Saved entries
>>>>>

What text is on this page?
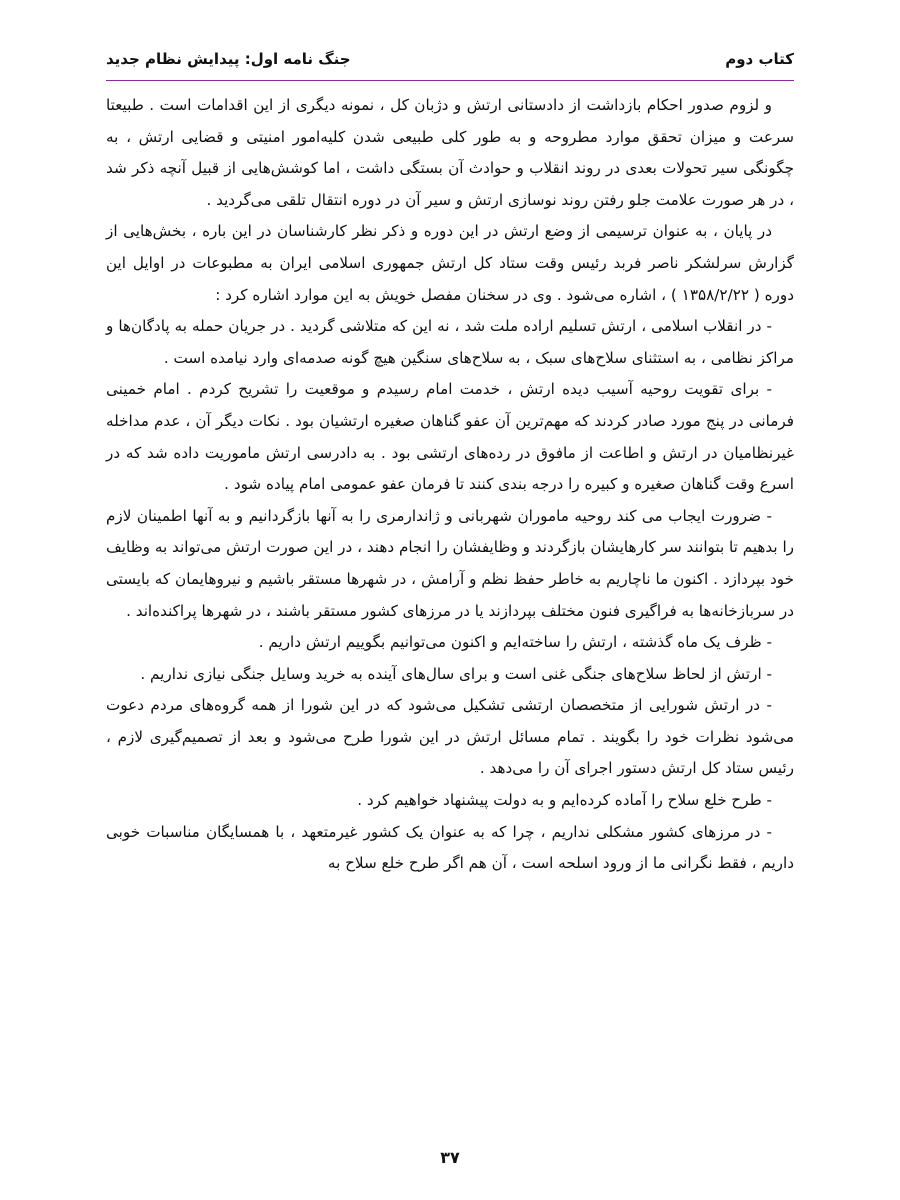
کتاب دوم
جنگ نامه اول: پیدایش نظام جدید

و لزوم صدور احکام بازداشت از دادستانی ارتش و دژبان کل ، نمونه دیگری از این اقدامات است . طبیعتا سرعت و میزان تحقق موارد مطروحه و به طور کلی طبیعی شدن کلیه‌امور امنیتی و قضایی ارتش ، به چگونگی سیر تحولات بعدی در روند انقلاب و حوادث آن بستگی داشت ، اما کوشش‌هایی از قبیل آنچه ذکر شد ، در هر صورت علامت جلو رفتن روند نوسازی ارتش و سیر آن در دوره انتقال تلقی می‌گردید .

در پایان ، به عنوان ترسیمی از وضع ارتش در این دوره و ذکر نظر کارشناسان در این باره ، بخش‌هایی از گزارش سرلشکر ناصر فربد رئیس وقت ستاد کل ارتش جمهوری اسلامی ایران به مطبوعات در اوایل این دوره ( ۱۳۵۸/۲/۲۲ ) ، اشاره می‌شود . وی در سخنان مفصل خویش به این موارد اشاره کرد :

- در انقلاب اسلامی ، ارتش تسلیم اراده ملت شد ، نه این که متلاشی گردید . در جریان حمله به پادگان‌ها و مراکز نظامی ، به استثنای سلاح‌های سبک ، به سلاح‌های سنگین هیچ گونه صدمه‌ای وارد نیامده است .

- برای تقویت روحیه آسیب دیده ارتش ، خدمت امام رسیدم و موقعیت را تشریح کردم . امام خمینی فرمانی در پنج مورد صادر کردند که مهم‌ترین آن عفو گناهان صغیره ارتشیان بود . نکات دیگر آن ، عدم مداخله غیرنظامیان در ارتش و اطاعت از مافوق در رده‌های ارتشی بود . به دادرسی ارتش ماموریت داده شد که در اسرع وقت گناهان صغیره و کبیره را درجه بندی کنند تا فرمان عفو عمومی امام پیاده شود .

- ضرورت ایجاب می کند روحیه ماموران شهربانی و ژاندارمری را به آنها بازگردانیم و به آنها اطمینان لازم را بدهیم تا بتوانند سر کارهایشان بازگردند و وظایفشان را انجام دهند ، در این صورت ارتش می‌تواند به وظایف خود بپردازد . اکنون ما ناچاریم به خاطر حفظ نظم و آرامش ، در شهرها مستقر باشیم و نیروهایمان که بایستی در سربازخانه‌ها به فراگیری فنون مختلف بپردازند یا در مرزهای کشور مستقر باشند ، در شهرها پراکنده‌اند .

- ظرف یک ماه گذشته ، ارتش را ساخته‌ایم و اکنون می‌توانیم بگوییم ارتش داریم .

- ارتش از لحاظ سلاح‌های جنگی غنی است و برای سال‌های آینده به خرید وسایل جنگی نیازی نداریم .

- در ارتش شورایی از متخصصان ارتشی تشکیل می‌شود که در این شورا از همه گروه‌های مردم دعوت می‌شود نظرات خود را بگویند . تمام مسائل ارتش در این شورا طرح می‌شود و بعد از تصمیم‌گیری لازم ، رئیس ستاد کل ارتش دستور اجرای آن را می‌دهد .

- طرح خلع سلاح را آماده کرده‌ایم و به دولت پیشنهاد خواهیم کرد .

- در مرزهای کشور مشکلی نداریم ، چرا که به عنوان یک کشور غیرمتعهد ، با همسایگان مناسبات خوبی داریم ، فقط نگرانی ما از ورود اسلحه است ، آن هم اگر طرح خلع سلاح به

۳۷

<<<<<

* PROBLEM TO SOLVE *
Repeat the records above exactly, leaving out the pictures.

* ANSWER TO THE TASK *
What text is on this page?
کتاب دوم
جنگ نامه اول: پیدایش نظام جدید

و لزوم صدور احکام بازداشت از دادستانی ارتش و دژبان کل ، نمونه دیگری از این اقدامات است . طبیعتا سرعت و میزان تحقق موارد مطروحه و به طور کلی طبیعی شدن کلیه‌امور امنیتی و قضایی ارتش ، به چگونگی سیر تحولات بعدی در روند انقلاب و حوادث آن بستگی داشت ، اما کوشش‌هایی از قبیل آنچه ذکر شد ، در هر صورت علامت جلو رفتن روند نوسازی ارتش و سیر آن در دوره انتقال تلقی می‌گردید .

در پایان ، به عنوان ترسیمی از وضع ارتش در این دوره و ذکر نظر کارشناسان در این باره ، بخش‌هایی از گزارش سرلشکر ناصر فربد رئیس وقت ستاد کل ارتش جمهوری اسلامی ایران به مطبوعات در اوایل این دوره ( ۱۳۵۸/۲/۲۲ ) ، اشاره می‌شود . وی در سخنان مفصل خویش به این موارد اشاره کرد :

- در انقلاب اسلامی ، ارتش تسلیم اراده ملت شد ، نه این که متلاشی گردید . در جریان حمله به پادگان‌ها و مراکز نظامی ، به استثنای سلاح‌های سبک ، به سلاح‌های سنگین هیچ گونه صدمه‌ای وارد نیامده است .

- برای تقویت روحیه آسیب دیده ارتش ، خدمت امام رسیدم و موقعیت را تشریح کردم . امام خمینی فرمانی در پنج مورد صادر کردند که مهم‌ترین آن عفو گناهان صغیره ارتشیان بود . نکات دیگر آن ، عدم مداخله غیرنظامیان در ارتش و اطاعت از مافوق در رده‌های ارتشی بود . به دادرسی ارتش ماموریت داده شد که در اسرع وقت گناهان صغیره و کبیره را درجه بندی کنند تا فرمان عفو عمومی امام پیاده شود .

- ضرورت ایجاب می کند روحیه ماموران شهربانی و ژاندارمری را به آنها بازگردانیم و به آنها اطمینان لازم را بدهیم تا بتوانند سر کارهایشان بازگردند و وظایفشان را انجام دهند ، در این صورت ارتش می‌تواند به وظایف خود بپردازد . اکنون ما ناچاریم به خاطر حفظ نظم و آرامش ، در شهرها مستقر باشیم و نیروهایمان که بایستی در سربازخانه‌ها به فراگیری فنون مختلف بپردازند یا در مرزهای کشور مستقر باشند ، در شهرها پراکنده‌اند .

- ظرف یک ماه گذشته ، ارتش را ساخته‌ایم و اکنون می‌توانیم بگوییم ارتش داریم .

- ارتش از لحاظ سلاح‌های جنگی غنی است و برای سال‌های آینده به خرید وسایل جنگی نیازی نداریم .

- در ارتش شورایی از متخصصان ارتشی تشکیل می‌شود که در این شورا از همه گروه‌های مردم دعوت می‌شود نظرات خود را بگویند . تمام مسائل ارتش در این شورا طرح می‌شود و بعد از تصمیم‌گیری لازم ، رئیس ستاد کل ارتش دستور اجرای آن را می‌دهد .

- طرح خلع سلاح را آماده کرده‌ایم و به دولت پیشنهاد خواهیم کرد .

- در مرزهای کشور مشکلی نداریم ، چرا که به عنوان یک کشور غیرمتعهد ، با همسایگان مناسبات خوبی داریم ، فقط نگرانی ما از ورود اسلحه است ، آن هم اگر طرح خلع سلاح به

۳۷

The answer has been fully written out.